REQUIRED WORK → Check every line below for the word "JSON" and copy each one that has it.

Data items
((

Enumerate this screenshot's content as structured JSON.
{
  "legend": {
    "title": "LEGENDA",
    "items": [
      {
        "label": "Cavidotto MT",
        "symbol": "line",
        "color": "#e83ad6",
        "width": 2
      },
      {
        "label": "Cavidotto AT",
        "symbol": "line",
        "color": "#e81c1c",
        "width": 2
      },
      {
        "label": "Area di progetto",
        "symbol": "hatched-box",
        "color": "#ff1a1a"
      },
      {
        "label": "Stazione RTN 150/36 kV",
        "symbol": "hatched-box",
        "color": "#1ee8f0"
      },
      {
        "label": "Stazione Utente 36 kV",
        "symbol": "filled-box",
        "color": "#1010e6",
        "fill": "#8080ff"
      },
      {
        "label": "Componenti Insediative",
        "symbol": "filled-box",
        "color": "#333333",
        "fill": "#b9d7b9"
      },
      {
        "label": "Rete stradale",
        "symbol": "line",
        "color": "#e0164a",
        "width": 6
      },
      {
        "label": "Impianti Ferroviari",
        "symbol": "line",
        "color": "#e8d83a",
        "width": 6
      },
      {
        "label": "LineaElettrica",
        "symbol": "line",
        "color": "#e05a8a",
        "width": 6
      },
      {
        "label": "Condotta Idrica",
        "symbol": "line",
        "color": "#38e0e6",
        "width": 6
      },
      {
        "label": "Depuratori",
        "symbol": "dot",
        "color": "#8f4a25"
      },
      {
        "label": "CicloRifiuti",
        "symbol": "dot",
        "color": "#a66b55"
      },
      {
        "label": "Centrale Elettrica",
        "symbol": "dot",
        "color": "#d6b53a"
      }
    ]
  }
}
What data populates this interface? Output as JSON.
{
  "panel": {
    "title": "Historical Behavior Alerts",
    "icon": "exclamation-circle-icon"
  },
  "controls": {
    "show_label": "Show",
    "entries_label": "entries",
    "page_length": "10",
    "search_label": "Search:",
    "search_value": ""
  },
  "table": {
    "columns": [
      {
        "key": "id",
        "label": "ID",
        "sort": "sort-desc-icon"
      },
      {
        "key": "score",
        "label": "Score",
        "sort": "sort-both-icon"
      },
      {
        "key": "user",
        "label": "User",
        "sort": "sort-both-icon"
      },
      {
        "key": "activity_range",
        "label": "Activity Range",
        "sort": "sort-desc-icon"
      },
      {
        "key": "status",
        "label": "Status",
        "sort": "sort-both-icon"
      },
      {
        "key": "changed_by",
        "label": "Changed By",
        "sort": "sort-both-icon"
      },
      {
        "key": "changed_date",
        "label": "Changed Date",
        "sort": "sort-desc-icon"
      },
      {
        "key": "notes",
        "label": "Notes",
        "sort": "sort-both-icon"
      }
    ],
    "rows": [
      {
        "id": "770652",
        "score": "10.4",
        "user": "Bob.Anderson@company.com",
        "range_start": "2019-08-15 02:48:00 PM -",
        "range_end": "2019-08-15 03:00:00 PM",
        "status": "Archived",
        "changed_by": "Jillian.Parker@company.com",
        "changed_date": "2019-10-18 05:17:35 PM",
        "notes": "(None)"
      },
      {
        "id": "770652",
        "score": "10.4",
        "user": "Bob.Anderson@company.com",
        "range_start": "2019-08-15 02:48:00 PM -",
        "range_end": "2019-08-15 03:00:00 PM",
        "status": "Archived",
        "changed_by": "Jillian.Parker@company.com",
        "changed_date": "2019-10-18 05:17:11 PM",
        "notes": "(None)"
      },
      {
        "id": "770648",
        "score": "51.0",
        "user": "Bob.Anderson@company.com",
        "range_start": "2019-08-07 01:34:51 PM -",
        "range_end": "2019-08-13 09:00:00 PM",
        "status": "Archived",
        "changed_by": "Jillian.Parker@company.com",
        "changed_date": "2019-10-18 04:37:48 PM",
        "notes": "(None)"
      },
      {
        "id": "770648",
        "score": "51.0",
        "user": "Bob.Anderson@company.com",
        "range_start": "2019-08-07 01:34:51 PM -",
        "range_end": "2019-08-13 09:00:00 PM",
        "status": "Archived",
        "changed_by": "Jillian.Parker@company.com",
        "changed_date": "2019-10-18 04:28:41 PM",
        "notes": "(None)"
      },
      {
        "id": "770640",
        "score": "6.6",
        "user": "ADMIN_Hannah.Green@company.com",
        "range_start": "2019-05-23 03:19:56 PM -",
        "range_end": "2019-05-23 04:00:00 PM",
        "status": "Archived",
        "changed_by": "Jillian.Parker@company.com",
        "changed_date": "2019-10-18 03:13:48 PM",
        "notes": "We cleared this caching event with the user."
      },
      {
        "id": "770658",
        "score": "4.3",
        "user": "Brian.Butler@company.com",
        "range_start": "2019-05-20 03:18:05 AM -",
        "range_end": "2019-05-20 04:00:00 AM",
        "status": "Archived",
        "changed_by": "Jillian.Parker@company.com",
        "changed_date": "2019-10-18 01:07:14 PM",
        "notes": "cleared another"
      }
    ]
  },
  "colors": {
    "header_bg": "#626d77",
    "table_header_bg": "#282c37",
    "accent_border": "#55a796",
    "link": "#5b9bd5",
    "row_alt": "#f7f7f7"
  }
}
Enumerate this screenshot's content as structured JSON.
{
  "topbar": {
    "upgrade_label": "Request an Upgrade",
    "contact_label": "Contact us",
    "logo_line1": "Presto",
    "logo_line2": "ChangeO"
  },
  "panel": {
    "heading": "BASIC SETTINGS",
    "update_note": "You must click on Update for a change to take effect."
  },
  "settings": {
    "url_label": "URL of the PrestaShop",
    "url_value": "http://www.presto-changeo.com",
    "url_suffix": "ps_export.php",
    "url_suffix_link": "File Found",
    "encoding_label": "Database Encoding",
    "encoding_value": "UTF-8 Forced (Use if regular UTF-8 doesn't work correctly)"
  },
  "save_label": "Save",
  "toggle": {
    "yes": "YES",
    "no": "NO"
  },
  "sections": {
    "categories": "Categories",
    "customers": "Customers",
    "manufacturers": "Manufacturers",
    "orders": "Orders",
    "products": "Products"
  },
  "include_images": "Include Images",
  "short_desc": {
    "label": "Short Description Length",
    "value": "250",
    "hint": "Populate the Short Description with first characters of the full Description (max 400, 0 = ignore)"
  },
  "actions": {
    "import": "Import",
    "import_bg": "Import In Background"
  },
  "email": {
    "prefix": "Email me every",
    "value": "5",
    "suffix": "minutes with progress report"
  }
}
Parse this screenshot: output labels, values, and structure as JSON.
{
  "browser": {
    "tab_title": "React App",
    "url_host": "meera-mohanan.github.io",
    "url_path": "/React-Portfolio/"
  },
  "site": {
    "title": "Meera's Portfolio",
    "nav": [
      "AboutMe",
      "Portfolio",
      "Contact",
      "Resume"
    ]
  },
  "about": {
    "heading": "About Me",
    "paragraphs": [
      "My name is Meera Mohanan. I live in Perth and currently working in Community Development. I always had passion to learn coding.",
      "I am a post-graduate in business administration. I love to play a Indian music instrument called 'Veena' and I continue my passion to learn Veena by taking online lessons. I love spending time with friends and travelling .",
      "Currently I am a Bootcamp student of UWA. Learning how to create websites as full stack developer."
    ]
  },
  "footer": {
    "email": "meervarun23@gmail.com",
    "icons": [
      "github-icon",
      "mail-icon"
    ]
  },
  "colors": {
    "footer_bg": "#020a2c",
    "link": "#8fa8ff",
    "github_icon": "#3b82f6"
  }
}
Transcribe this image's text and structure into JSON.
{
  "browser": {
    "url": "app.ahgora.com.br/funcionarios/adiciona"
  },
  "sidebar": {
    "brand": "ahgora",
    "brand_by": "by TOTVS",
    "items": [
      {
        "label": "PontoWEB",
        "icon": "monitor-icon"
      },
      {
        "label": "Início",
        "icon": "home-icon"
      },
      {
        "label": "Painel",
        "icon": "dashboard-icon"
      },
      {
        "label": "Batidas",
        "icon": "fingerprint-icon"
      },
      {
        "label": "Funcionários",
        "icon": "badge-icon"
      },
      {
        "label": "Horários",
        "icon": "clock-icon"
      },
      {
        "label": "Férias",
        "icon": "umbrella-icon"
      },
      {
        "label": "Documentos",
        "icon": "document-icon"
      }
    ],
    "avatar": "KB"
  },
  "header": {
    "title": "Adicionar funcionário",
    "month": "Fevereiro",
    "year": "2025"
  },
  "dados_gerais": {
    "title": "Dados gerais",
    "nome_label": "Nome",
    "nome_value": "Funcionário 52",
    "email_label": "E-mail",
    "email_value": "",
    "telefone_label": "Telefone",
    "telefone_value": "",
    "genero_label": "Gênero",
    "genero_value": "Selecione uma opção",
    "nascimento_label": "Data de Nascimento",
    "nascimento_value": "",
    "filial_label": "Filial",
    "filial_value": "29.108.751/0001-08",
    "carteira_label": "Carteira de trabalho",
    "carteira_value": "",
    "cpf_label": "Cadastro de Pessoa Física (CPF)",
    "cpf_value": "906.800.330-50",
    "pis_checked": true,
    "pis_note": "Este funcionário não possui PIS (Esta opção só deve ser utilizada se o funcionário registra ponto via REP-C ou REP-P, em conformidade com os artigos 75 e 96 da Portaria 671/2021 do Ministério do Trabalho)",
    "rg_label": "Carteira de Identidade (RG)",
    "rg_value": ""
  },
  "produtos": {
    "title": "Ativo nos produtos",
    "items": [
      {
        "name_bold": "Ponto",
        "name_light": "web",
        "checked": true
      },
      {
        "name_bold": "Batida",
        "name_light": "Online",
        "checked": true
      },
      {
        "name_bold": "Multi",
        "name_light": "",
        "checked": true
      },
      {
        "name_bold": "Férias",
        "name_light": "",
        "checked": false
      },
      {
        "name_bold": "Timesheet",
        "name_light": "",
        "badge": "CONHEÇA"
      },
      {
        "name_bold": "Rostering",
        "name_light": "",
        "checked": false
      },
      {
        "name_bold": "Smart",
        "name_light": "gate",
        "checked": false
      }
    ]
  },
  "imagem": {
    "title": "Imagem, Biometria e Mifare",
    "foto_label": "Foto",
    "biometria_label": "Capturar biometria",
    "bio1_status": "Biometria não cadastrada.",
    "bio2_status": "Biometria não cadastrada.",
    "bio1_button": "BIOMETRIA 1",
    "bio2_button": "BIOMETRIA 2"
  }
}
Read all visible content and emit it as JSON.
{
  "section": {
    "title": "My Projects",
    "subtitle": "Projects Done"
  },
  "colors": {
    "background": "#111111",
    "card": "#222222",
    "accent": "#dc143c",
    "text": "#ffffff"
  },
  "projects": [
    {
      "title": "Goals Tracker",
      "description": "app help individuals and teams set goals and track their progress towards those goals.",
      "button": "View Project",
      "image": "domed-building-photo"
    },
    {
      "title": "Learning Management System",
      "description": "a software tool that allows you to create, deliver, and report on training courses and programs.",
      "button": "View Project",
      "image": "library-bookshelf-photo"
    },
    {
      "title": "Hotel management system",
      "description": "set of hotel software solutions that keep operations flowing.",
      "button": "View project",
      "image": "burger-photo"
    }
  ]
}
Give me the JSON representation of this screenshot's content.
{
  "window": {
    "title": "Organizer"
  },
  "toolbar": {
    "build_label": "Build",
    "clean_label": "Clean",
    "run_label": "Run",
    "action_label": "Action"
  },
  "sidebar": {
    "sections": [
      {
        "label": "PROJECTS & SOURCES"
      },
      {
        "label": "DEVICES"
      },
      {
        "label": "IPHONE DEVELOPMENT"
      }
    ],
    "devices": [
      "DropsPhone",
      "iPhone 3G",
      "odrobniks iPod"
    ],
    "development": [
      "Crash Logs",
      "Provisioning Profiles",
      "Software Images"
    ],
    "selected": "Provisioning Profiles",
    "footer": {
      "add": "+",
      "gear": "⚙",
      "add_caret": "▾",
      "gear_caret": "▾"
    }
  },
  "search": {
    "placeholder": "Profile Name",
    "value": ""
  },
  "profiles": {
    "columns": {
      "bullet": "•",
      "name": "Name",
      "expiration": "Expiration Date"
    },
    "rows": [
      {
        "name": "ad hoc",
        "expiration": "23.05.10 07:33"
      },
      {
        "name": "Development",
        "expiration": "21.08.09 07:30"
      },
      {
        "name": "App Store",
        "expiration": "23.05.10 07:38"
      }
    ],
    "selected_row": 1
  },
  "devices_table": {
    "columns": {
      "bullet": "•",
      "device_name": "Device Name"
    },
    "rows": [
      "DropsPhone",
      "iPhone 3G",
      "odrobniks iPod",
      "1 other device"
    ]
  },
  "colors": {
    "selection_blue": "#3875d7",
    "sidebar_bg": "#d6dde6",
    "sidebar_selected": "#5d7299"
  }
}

))

EXERCISE RESULT →
Enumerate this screenshot's content as structured JSON.
What data populates this interface? Output as JSON.
Enumerate this screenshot's content as structured JSON.
Parse this screenshot: output labels, values, and structure as JSON.
Transcribe this image's text and structure into JSON.
Read all visible content and emit it as JSON.
Give me the JSON representation of this screenshot's content.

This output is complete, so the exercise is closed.